→ **WHAT IS REQUIRED**: Find how many lines contain "δήμῳ" and state only that number.

═════ GIVEN ENTRIES

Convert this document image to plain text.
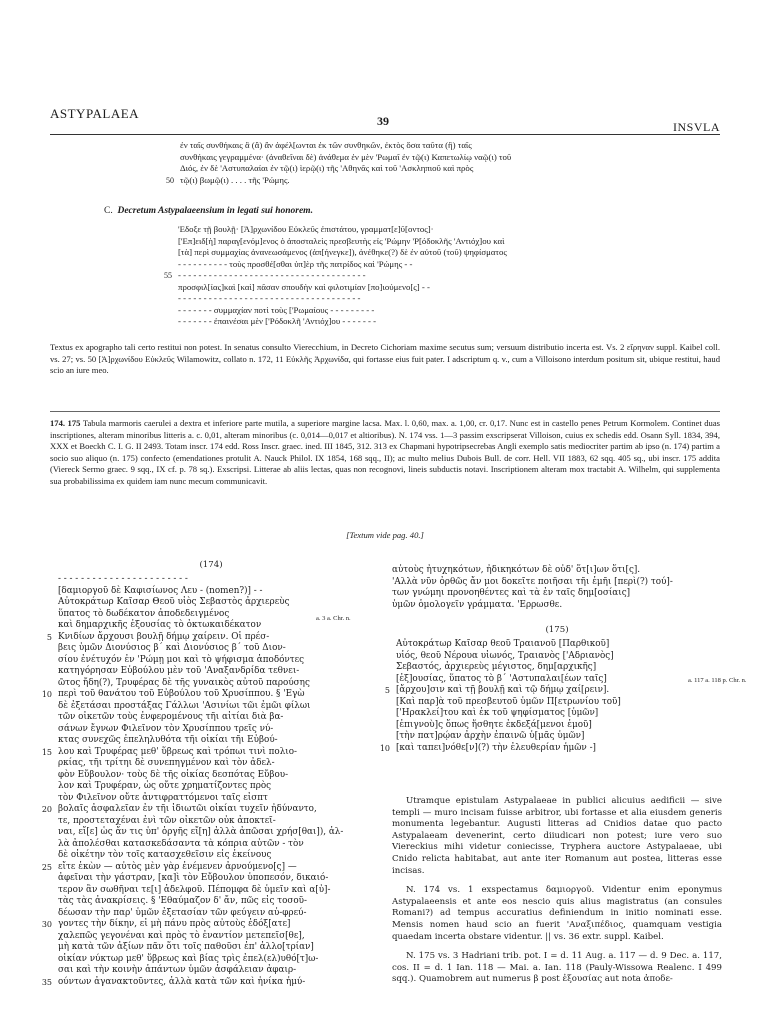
ASTYPALAEA	39	INSVLA
ἐν ταῖς συνθήκαις ἃ (ἂ) ἂν ἀφέλ[ωνται ἐκ τῶν συνθηκῶν, ἐκτὸς ὅσα ταῦτα (ἢ) ταῖς
συνθήκαις γεγραμμένα· (ἀναθεῖναι δὲ) ἀνάθεμα ἐν μὲν 'Ρωμαῖ ἐν τῷ(ι) Καπετωλίῳ ναῷ(ι) τοῦ
Διός, ἐν δὲ 'Αστυπαλαίαι ἐν τῷ(ι) ἱερῷ(ι) τῆς 'Αθηνᾶς καὶ τοῦ 'Ασκληπιοῦ καὶ πρὸς
50 τῷ(ι) βωμῷ(ι) . . . . τῆς 'Ρώμης.
C. Decretum Astypalaeensium in legati sui honorem.
'Εδοξε τῇ βουλῇ· [Ἀ]ρχωνίδου Εὐκλεῦς ἐπιστάτου, γραμματ[ε]ῦ[οντος]·
['Επ]ειδ[ὴ] παραγ[ενόμ]ενος ὁ ἀποσταλεὶς πρεσβευτὴς εἰς 'Ρώμην 'Ρ[όδοκλῆς 'Αντιόχ]ου καὶ
[τὰ] περὶ συμμαχίας ἀνανεωσάμενος (ἀπ[ήνεγκε]), ἀνέθηκε(?) δὲ ἐν αὐτοῦ (τοῦ) ψηφίσματος
- - - - - - - - - - τοὺς προσθέ[σθαι ὑπ]ὲρ τῆς πατρίδος καὶ 'Ρώμης - -
55 - - - - - - - - - - - - - - - - - - - - - - - - - - - - - - - - - - - - -
προσφιλ[ίας]καὶ [καὶ] πᾶσαν σπουδὴν καὶ φιλοτιμίαν [πο]ιούμενο[ς] - -
- - - - - - - - - - - - - - - - - - - - - - - - - - - - - - - - - - - -
- - - - - - - συμμαχίαν ποτὶ τοὺς ['Ρωμαίους - - - - - - - - -
- - - - - - - ἐπαινέσαι μὲν ['Ρόδοκλῆ 'Αντιόχ]ου - - - - - - -
Textus ex apographo tali certo restitui non potest. In senatus consulto Vierecchium, in Decreto Cichoriam maxime secutus sum; versuum distributio incerta est. Vs. 2 εἴρηναν suppl. Kaibel coll. vs. 27; vs. 50 [Ἀ]ρχωνίδου Εὐκλεῦς Wilamowitz, collato n. 172, 11 Εὐκλῆς Ἀρχωνίδα, qui fortasse eius fuit pater. I adscriptum q. v., cum a Villoisono interdum positum sit, ubique restitui, haud scio an iure meo.
174. 175 Tabula marmoris caerulei a dextra et inferiore parte mutila, a superiore margine lacsa. Max. l. 0,60, max. a. 1,00, cr. 0,17. Nunc est in castello penes Petrum Kormolem. Continet duas inscriptiones, alteram minoribus litteris a. c. 0,01, alteram minoribus (c. 0,014—0,017 et altioribus). N. 174 vss. 1—3 passim exscripserat Villoison, cuius ex schedis edd. Osann Syll. 1834, 394, XXX et Boeckh C. I. G. II 2493. Totam inscr. 174 edd. Ross Inscr. graec. ined. III 1845, 312. 313 ex Chapmani hypotripsecrebas Angli exemplo satis mediocriter partim ab ipso (n. 174) partim a socio suo aliquo (n. 175) confecto (emendationes protulit A. Nauck Philol. IX 1854, 168 sqq., II); ac multo melius Dubois Bull. de corr. Hell. VII 1883, 62 sqq. 405 sq., ubi inscr. 175 addita (Viereck Sermo graec. 9 sqq., IX cf. p. 78 sq.). Exscripsi. Litterae ab aliis lectas, quas non recognovi, lineis subductis notavi. Inscriptionem alteram mox tractabit A. Wilhelm, qui supplementa sua probabilissima ex quidem iam nunc mecum communicavit.
[Textum vide pag. 40.]
(174)
- - - - - - - - - - - - - - - - - - - - - - -
[δαμιοργοῦ δὲ Καφισίωνος Λευ - (nomen?)] - -
Αὐτοκράτωρ Καῖσαρ Θεοῦ υἱὸς Σεβαστὸς ἀρχιερεὺς
ὕπατος τὸ δωδέκατον ἀποδεδειγμένος
καὶ δημαρχικῆς ἐξουσίας τὸ ὀκτωκαιδέκατον
5 Κνιδίων ἄρχουσι βουλῇ δήμῳ χαίρειν. Οἱ πρέσ-
βεις ὑμῶν Διονύσιος β΄ καὶ Διονύσιος β΄ τοῦ Διον-
σίου ἐνέτυχόν ἐν 'Ρώμῃ μοι καὶ τὸ ψήφισμα ἀποδόντες
κατηγόρησαν Εὐβούλου μὲν τοῦ 'Αναξανδρίδα τεθνει-
ῶτος ἤδη(?), Τρυφέρας δὲ τῆς γυναικὸς αὐτοῦ παρούσης
10 περὶ τοῦ θανάτου τοῦ Εὐβούλου τοῦ Χρυσίππου. § 'Εγὼ
δὲ ἐξετάσαι προστάξας Γάλλωι 'Ασινίωι τῶι ἐμῶι φίλωι
τῶν οἰκετῶν τοὺς ἐνφερομένους τῆι αἰτίαι διὰ βα-
σάνων ἔγνων Φιλεῖνον τὸν Χρυσίππου τρεῖς νύ-
κτας συνεχῶς ἐπεληλυθότα τῆι οἰκίαι τῆι Εὐβού-
15 λου καὶ Τρυφέρας μεθ' ὕβρεως καὶ τρόπωι τινὶ πολιο-
ρκίας, τῆι τρίτηι δὲ συνεπηγμένον καὶ τὸν ἀδελ-
φὸν Εὔβουλον· τοὺς δὲ τῆς οἰκίας δεσπότας Εὔβου-
λον καὶ Τρυφέραν, ὡς οὔτε χρηματίζοντες πρὸς
τὸν Φιλεῖνον οὔτε ἀντιφραττόμενοι ταῖς εἰσπτ
20 βολαῖς ἀσφαλεῖαν ἐν τῆι ἰδιωτῶι οἰκίαι τυχεῖν ἠδύναντο,
τε, προστεταχέναι ἐνὶ τῶν οἰκετῶν οὐκ ἀποκτεῖ-
ναι, εἴ[ε] ὡς ἄν τις ὑπ' ὀργῆς εἴ[η] ἀλλὰ ἀπῶσαι χρήσ[θαι]), ἀλ-
λὰ ἀπολέσθαι κατασκεδάσαντα τὰ κόπρια αὐτῶν - τὸν
δὲ οἰκέτην τὸν τοῖς κατασχεθεῖσιν εἰς ἐκείνους
25 εἴτε ἑκὼν — αὐτὸς μὲν γὰρ ἐνέμενεν ἀρνούμενο[ς] —
ἀφεῖναι τὴν γάστραν, [κα]ὶ τὸν Εὔβουλον ὑποπεσόν, δικαιό-
τερον ἂν σωθῆναι τε[ι] ἀδελφοῦ. Πέπομφα δὲ ὑμεῖν καὶ α[ὐ]-
τὰς τὰς ἀνακρίσεις. § 'Εθαύμαζον δ' ἄν, πῶς εἰς τοσοῦ-
δέωσαν τὴν παρ' ὑμῶν ἐξετασίαν τῶν φεύγειν αὐ-φρεύ-
30 γοντες τὴν δίκην, εἰ μὴ πάνυ πρὸς αὐτοὺς ἐδόξ[ατε]
χαλεπῶς γεγονέναι καὶ πρὸς τὸ ἐναντίον μετεπεῖσ[θε],
μὴ κατὰ τῶν ἀξίων πᾶν ὅτι τοῖς παθοῦσι ἐπ' ἀλλο[τρίαν]
οἰκίαν νύκτωρ μεθ' ὕβρεως καὶ βίας τρὶς ἐπελ(ελ)υθό[τ]ω-
σαι καὶ τὴν κοινὴν ἁπάντων ὑμῶν ἀσφάλειαν ἀφαιρ-
35 ούντων ἀγανακτοῦντες, ἀλλὰ κατὰ τῶν καὶ ἡνίκα ἠμύ-
a. 3 a. Chr. n.
αὐτοὺς ἠτυχηκότων, ἠδικηκότων δὲ οὐδ' ὅτ[ι]ων ὅτι[ς].
'Αλλὰ νῦν ὀρθῶς ἄν μοι δοκεῖτε ποιῆσαι τῆι ἐμῆι [περὶ(?) τού]-
των γνώμηι προνοηθέντες καὶ τὰ ἐν ταῖς δημ[οσίαις]
ὑμῶν ὁμολογεῖν γράμματα. 'Ερρωσθε.
(175)
Αὐτοκράτωρ Καῖσαρ θεοῦ Τραιανοῦ [Παρθικοῦ]
υἱός, θεοῦ Νέρουα υἱωνός, Τραιανὸς ['Αδριανὸς]
Σεβαστός, ἀρχιερεὺς μέγιστος, δημ[αρχικῆς]
[ἐξ]ουσίας, ὕπατος τὸ β΄ 'Αστυπαλαι[έων ταῖς]
5 [ἄρχου]σιν καὶ τῇ βουλῇ καὶ τῷ δήμῳ χαί[ρειν].
[Καὶ παρ]ὰ τοῦ πρεσβευτοῦ ὑμῶν Π[ετρωνίου τοῦ]
['Ηρακλεί]του καὶ ἐκ τοῦ ψηφίσματος [ὑμῶν]
[ἐπιγνοὺ]ς ὅπως ἥσθητε ἐκδεξά[μενοι ἐμοῦ]
[τὴν πατ]ρῴαν ἀρχὴν ἐπαινῶ ὑ[μᾶς ὑμῶν]
10 [καὶ ταπει]νόθε[ν](?) τὴν ἐλευθερίαν ἡμῶν -]
Utramque epistulam Astypalaeae in publici alicuius aedificii — sive templi — muro incisam fuisse arbitror, ubi fortasse et alia eiusdem generis monumenta legebantur. Augusti litteras ad Cnidios datae quo pacto Astypalaeam devenerint, certo diiudicari non potest; iure vero suo Viereckius mihi videtur coniecisse, Tryphera auctore Astypalaeae, ubi Cnido relicta habitabat, aut ante iter Romanum aut postea, litteras esse incisas.
N. 174 vs. 1 exspectamus δαμιοργοῦ. Videntur enim eponymus Astypalaeensis et ante eos nescio quis alius magistratus (an consules Romani?) ad tempus accuratius definiendum in initio nominati esse. Mensis nomen haud scio an fuerit 'Αναξιπέδιος, quamquam vestigia quaedam incerta obstare videntur. || vs. 36 extr. suppl. Kaibel.
N. 175 vs. 3 Hadriani trib. pot. I = d. 11 Aug. a. 117 — d. 9 Dec. a. 117, cos. II = d. 1 Ian. 118 — Mai. a. Ian. 118 (Pauly-Wissowa Realenc. I 499 sqq.). Quamobrem aut numerus β post ἐξουσίας aut nota ἀποδε-
a. 117 a. 118 p. Chr. n.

══════════

→ **RESULT OF THIS EXERCISE**: 2